TASK
Repeat the material exactly as it appears.

Figure contents as structured data
+ + + + +

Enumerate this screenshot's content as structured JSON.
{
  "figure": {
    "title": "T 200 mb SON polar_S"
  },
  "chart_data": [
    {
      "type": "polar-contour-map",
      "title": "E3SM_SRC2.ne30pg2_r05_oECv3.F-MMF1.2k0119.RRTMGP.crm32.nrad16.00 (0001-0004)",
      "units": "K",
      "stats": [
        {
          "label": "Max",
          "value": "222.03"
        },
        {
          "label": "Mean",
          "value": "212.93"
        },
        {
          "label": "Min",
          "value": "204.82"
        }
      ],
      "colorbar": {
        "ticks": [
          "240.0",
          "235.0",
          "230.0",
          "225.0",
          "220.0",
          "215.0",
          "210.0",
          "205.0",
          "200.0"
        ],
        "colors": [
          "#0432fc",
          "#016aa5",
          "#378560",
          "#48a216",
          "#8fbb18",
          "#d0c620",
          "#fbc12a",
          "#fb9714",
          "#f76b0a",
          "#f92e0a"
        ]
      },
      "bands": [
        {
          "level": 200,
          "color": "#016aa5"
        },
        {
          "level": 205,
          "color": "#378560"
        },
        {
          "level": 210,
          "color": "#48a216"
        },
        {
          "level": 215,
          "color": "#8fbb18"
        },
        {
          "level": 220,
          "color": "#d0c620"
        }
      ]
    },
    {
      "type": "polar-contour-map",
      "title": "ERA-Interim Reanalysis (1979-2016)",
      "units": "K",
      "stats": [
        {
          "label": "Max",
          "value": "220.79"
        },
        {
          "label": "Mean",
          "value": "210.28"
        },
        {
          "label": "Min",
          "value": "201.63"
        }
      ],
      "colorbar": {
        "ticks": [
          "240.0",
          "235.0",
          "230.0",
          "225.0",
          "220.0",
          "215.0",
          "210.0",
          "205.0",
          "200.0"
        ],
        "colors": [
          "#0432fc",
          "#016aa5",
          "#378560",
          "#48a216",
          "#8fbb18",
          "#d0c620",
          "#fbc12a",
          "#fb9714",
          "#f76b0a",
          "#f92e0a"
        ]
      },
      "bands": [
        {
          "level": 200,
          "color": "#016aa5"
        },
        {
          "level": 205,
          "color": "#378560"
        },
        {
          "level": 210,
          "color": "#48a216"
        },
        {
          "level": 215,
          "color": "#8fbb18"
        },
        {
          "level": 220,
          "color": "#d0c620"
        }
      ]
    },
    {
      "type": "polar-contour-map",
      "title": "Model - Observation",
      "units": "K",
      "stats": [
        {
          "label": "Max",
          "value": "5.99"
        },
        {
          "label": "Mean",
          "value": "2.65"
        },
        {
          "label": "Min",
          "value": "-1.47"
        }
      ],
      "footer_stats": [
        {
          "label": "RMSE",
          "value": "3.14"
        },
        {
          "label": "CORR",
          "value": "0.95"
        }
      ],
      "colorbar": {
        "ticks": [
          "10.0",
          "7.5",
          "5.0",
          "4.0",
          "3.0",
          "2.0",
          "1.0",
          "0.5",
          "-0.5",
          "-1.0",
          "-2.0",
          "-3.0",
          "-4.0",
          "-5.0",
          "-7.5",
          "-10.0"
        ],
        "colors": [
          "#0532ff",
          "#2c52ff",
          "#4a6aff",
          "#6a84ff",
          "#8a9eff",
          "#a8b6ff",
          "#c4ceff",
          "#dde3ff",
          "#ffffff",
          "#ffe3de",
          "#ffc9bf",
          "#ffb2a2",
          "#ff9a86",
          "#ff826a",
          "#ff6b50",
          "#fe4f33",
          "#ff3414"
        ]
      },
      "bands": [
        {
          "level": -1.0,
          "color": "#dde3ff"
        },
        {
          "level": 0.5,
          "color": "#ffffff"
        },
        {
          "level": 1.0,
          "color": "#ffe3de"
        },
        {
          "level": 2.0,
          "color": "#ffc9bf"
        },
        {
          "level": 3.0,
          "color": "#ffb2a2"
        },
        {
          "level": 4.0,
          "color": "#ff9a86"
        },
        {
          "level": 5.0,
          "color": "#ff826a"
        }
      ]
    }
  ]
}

+ + + + +

EXPECTED OUTPUT
Enumerate this screenshot's content as structured JSON.
{
  "figure": {
    "title": "T 200 mb SON polar_S"
  },
  "chart_data": [
    {
      "type": "polar-contour-map",
      "title": "E3SM_SRC2.ne30pg2_r05_oECv3.F-MMF1.2k0119.RRTMGP.crm32.nrad16.00 (0001-0004)",
      "units": "K",
      "stats": [
        {
          "label": "Max",
          "value": "222.03"
        },
        {
          "label": "Mean",
          "value": "212.93"
        },
        {
          "label": "Min",
          "value": "204.82"
        }
      ],
      "colorbar": {
        "ticks": [
          "240.0",
          "235.0",
          "230.0",
          "225.0",
          "220.0",
          "215.0",
          "210.0",
          "205.0",
          "200.0"
        ],
        "colors": [
          "#0432fc",
          "#016aa5",
          "#378560",
          "#48a216",
          "#8fbb18",
          "#d0c620",
          "#fbc12a",
          "#fb9714",
          "#f76b0a",
          "#f92e0a"
        ]
      },
      "bands": [
        {
          "level": 200,
          "color": "#016aa5"
        },
        {
          "level": 205,
          "color": "#378560"
        },
        {
          "level": 210,
          "color": "#48a216"
        },
        {
          "level": 215,
          "color": "#8fbb18"
        },
        {
          "level": 220,
          "color": "#d0c620"
        }
      ]
    },
    {
      "type": "polar-contour-map",
      "title": "ERA-Interim Reanalysis (1979-2016)",
      "units": "K",
      "stats": [
        {
          "label": "Max",
          "value": "220.79"
        },
        {
          "label": "Mean",
          "value": "210.28"
        },
        {
          "label": "Min",
          "value": "201.63"
        }
      ],
      "colorbar": {
        "ticks": [
          "240.0",
          "235.0",
          "230.0",
          "225.0",
          "220.0",
          "215.0",
          "210.0",
          "205.0",
          "200.0"
        ],
        "colors": [
          "#0432fc",
          "#016aa5",
          "#378560",
          "#48a216",
          "#8fbb18",
          "#d0c620",
          "#fbc12a",
          "#fb9714",
          "#f76b0a",
          "#f92e0a"
        ]
      },
      "bands": [
        {
          "level": 200,
          "color": "#016aa5"
        },
        {
          "level": 205,
          "color": "#378560"
        },
        {
          "level": 210,
          "color": "#48a216"
        },
        {
          "level": 215,
          "color": "#8fbb18"
        },
        {
          "level": 220,
          "color": "#d0c620"
        }
      ]
    },
    {
      "type": "polar-contour-map",
      "title": "Model - Observation",
      "units": "K",
      "stats": [
        {
          "label": "Max",
          "value": "5.99"
        },
        {
          "label": "Mean",
          "value": "2.65"
        },
        {
          "label": "Min",
          "value": "-1.47"
        }
      ],
      "footer_stats": [
        {
          "label": "RMSE",
          "value": "3.14"
        },
        {
          "label": "CORR",
          "value": "0.95"
        }
      ],
      "colorbar": {
        "ticks": [
          "10.0",
          "7.5",
          "5.0",
          "4.0",
          "3.0",
          "2.0",
          "1.0",
          "0.5",
          "-0.5",
          "-1.0",
          "-2.0",
          "-3.0",
          "-4.0",
          "-5.0",
          "-7.5",
          "-10.0"
        ],
        "colors": [
          "#0532ff",
          "#2c52ff",
          "#4a6aff",
          "#6a84ff",
          "#8a9eff",
          "#a8b6ff",
          "#c4ceff",
          "#dde3ff",
          "#ffffff",
          "#ffe3de",
          "#ffc9bf",
          "#ffb2a2",
          "#ff9a86",
          "#ff826a",
          "#ff6b50",
          "#fe4f33",
          "#ff3414"
        ]
      },
      "bands": [
        {
          "level": -1.0,
          "color": "#dde3ff"
        },
        {
          "level": 0.5,
          "color": "#ffffff"
        },
        {
          "level": 1.0,
          "color": "#ffe3de"
        },
        {
          "level": 2.0,
          "color": "#ffc9bf"
        },
        {
          "level": 3.0,
          "color": "#ffb2a2"
        },
        {
          "level": 4.0,
          "color": "#ff9a86"
        },
        {
          "level": 5.0,
          "color": "#ff826a"
        }
      ]
    }
  ]
}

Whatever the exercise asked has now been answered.